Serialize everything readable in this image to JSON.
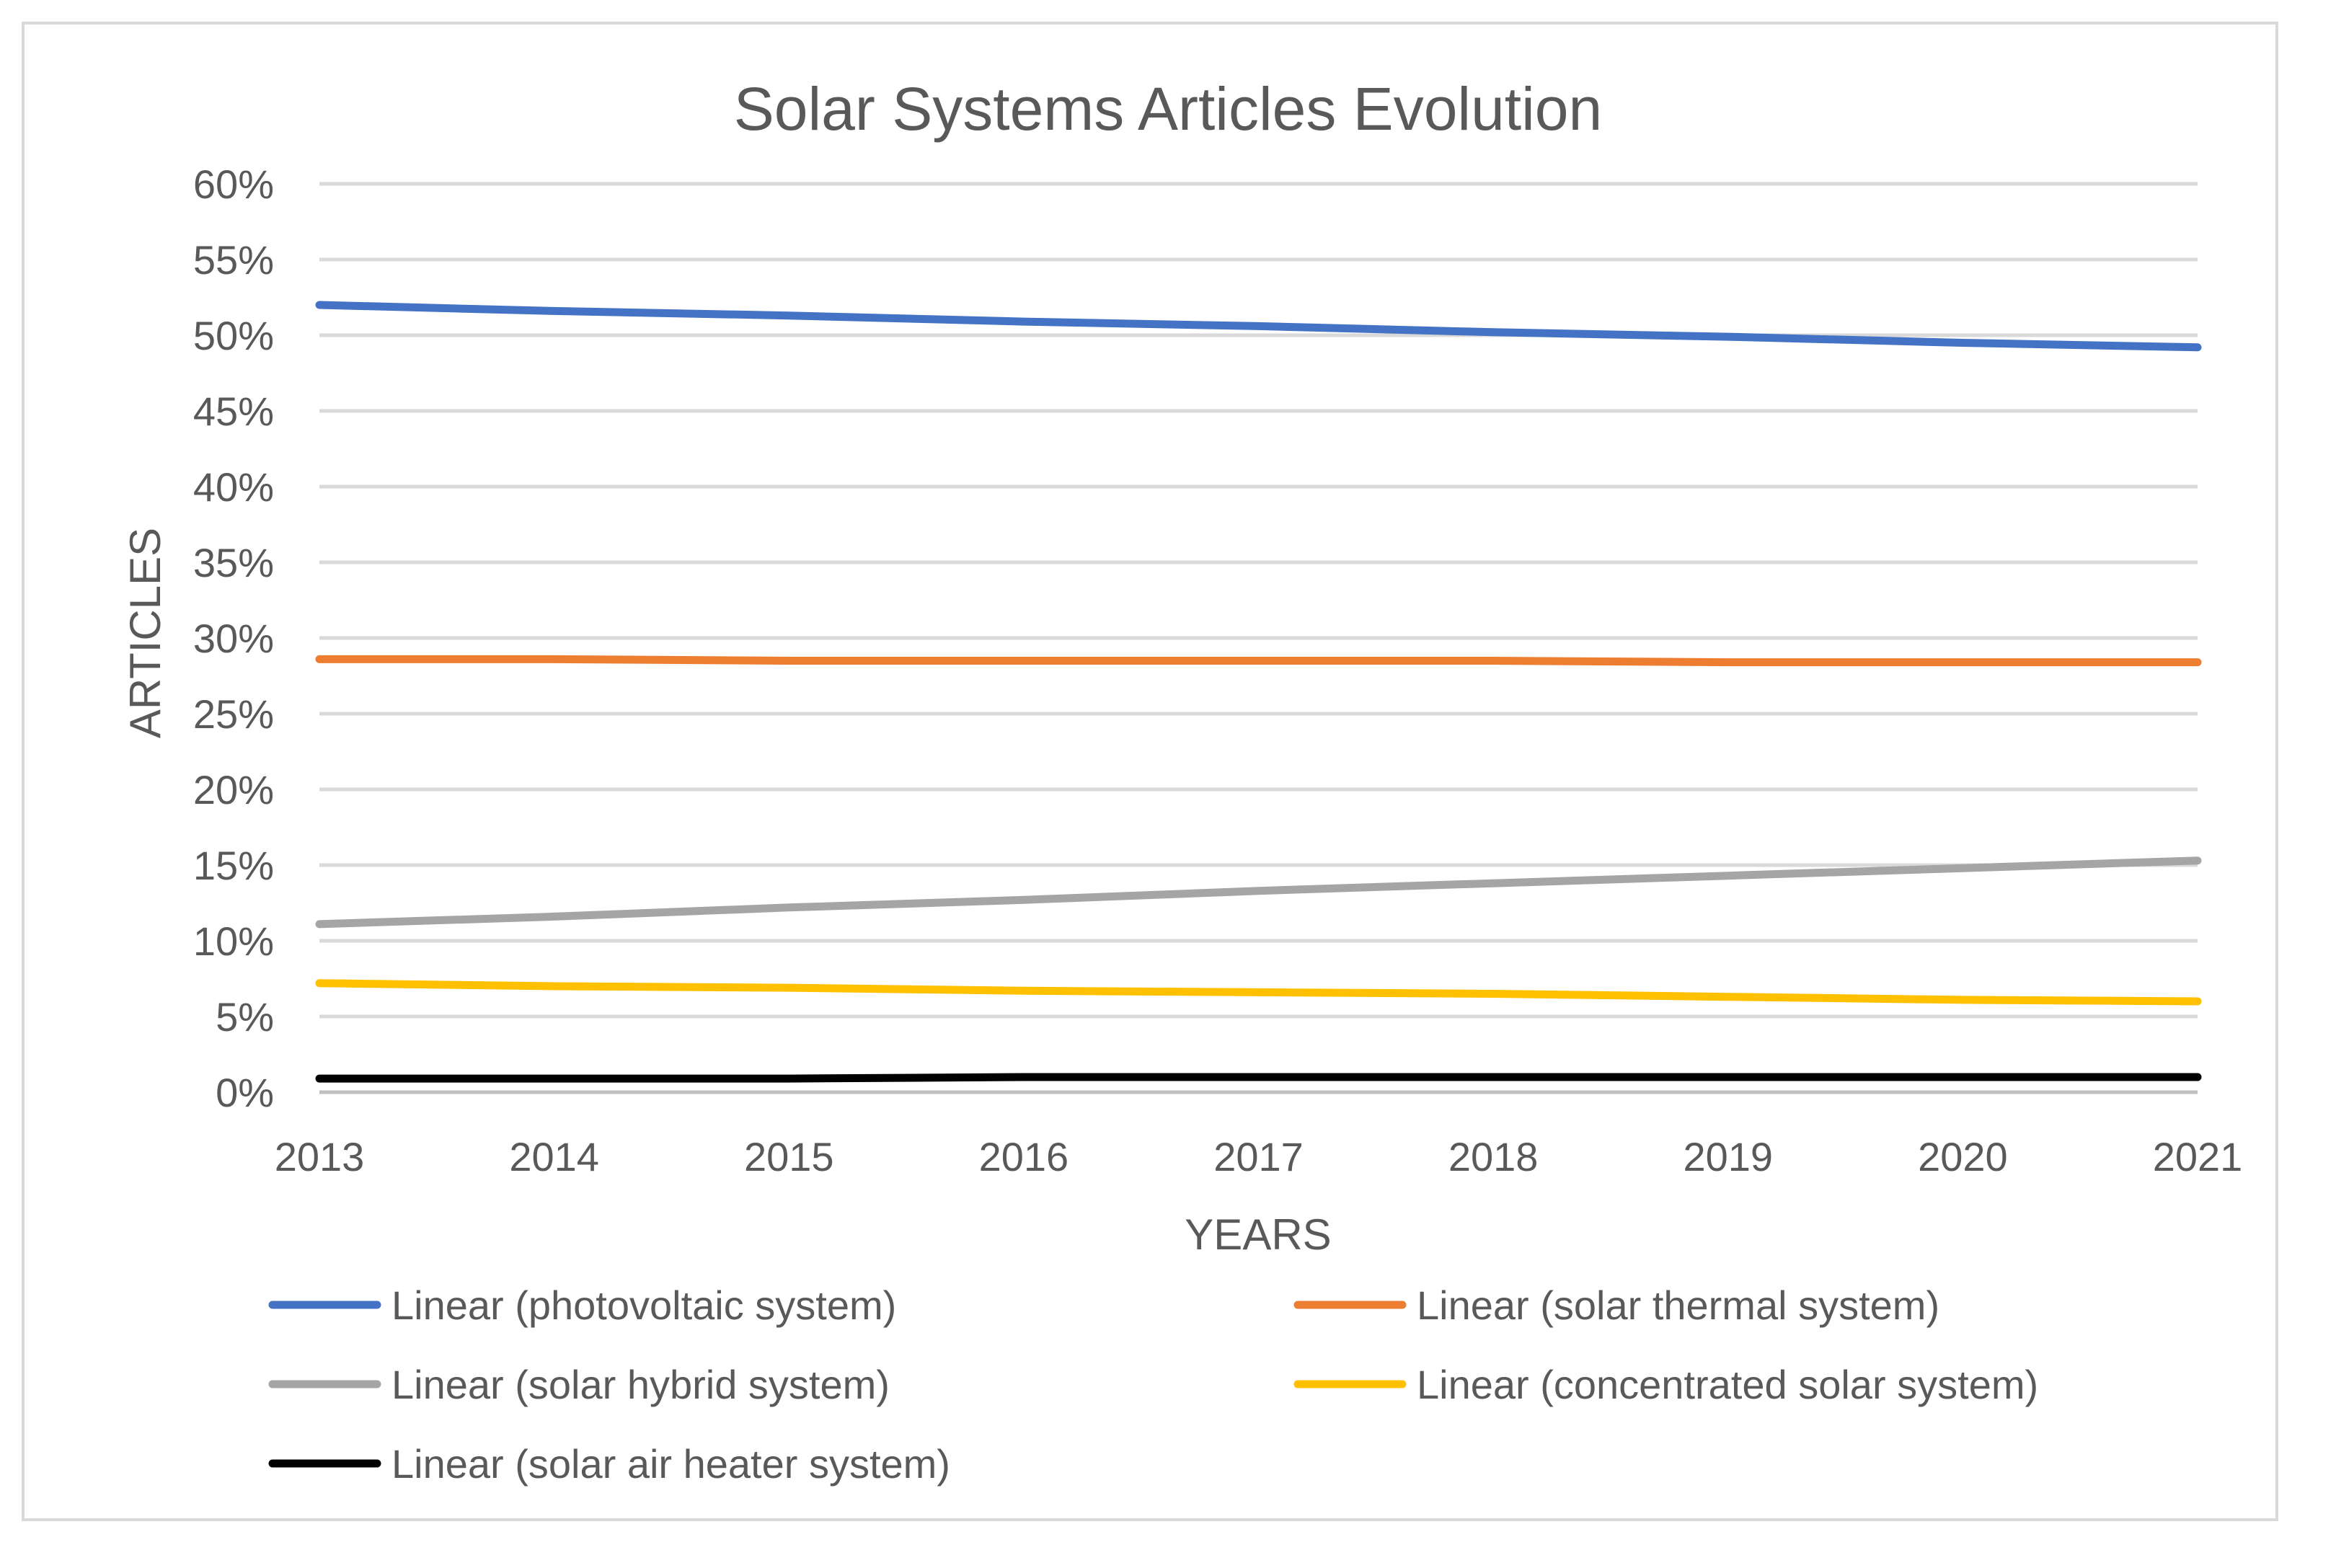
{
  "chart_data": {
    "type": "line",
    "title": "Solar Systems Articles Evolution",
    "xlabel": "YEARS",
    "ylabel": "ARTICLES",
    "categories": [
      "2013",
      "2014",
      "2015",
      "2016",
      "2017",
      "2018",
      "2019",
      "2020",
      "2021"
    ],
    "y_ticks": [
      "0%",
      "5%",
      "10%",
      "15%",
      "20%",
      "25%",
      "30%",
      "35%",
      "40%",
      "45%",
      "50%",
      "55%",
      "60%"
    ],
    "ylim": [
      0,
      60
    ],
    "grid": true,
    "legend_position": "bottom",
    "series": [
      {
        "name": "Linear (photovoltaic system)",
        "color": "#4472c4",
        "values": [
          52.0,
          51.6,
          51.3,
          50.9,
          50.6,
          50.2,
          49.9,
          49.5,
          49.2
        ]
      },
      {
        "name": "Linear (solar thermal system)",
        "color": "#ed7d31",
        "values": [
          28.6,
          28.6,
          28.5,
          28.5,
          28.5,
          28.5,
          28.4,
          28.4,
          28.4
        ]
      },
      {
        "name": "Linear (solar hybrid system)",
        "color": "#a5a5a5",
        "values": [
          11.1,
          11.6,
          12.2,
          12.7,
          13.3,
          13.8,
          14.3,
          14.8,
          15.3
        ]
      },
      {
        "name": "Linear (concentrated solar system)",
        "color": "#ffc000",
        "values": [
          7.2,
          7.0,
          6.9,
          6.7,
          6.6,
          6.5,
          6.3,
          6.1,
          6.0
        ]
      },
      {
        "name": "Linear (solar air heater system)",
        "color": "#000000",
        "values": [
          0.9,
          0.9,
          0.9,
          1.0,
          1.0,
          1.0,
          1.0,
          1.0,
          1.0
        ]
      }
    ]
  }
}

◆ Set problem
Tally the lines in the entries above that hold the word "name". Reply with nothing but that count.

◆ Worked solution
5